### [Given request]
Find the lines holding "Date" and copy them.

### [Data for the task]
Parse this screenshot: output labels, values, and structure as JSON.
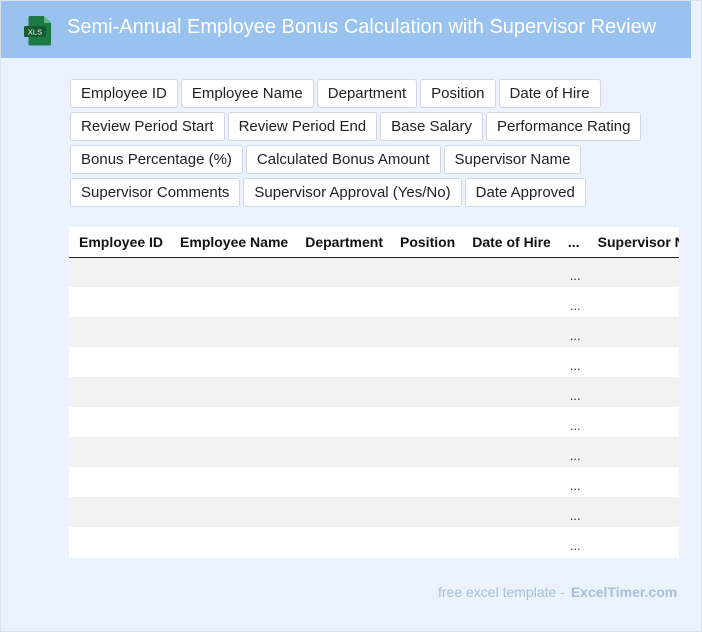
{
  "header": {
    "icon_label": "XLS",
    "title": "Semi-Annual Employee Bonus Calculation with Supervisor Review"
  },
  "fields": [
    "Employee ID",
    "Employee Name",
    "Department",
    "Position",
    "Date of Hire",
    "Review Period Start",
    "Review Period End",
    "Base Salary",
    "Performance Rating",
    "Bonus Percentage (%)",
    "Calculated Bonus Amount",
    "Supervisor Name",
    "Supervisor Comments",
    "Supervisor Approval (Yes/No)",
    "Date Approved"
  ],
  "table": {
    "columns": [
      "Employee ID",
      "Employee Name",
      "Department",
      "Position",
      "Date of Hire",
      "...",
      "Supervisor Name"
    ],
    "row_placeholder": "...",
    "row_count": 10
  },
  "footer": {
    "text": "free excel template -",
    "brand": "ExcelTimer.com"
  },
  "colors": {
    "header_bg": "#99c3ee",
    "page_bg": "#eaf3fd",
    "icon_green": "#1e7a45"
  }
}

### [Problem solution]
    "Date of Hire",
    "Date Approved"
      "Date of Hire",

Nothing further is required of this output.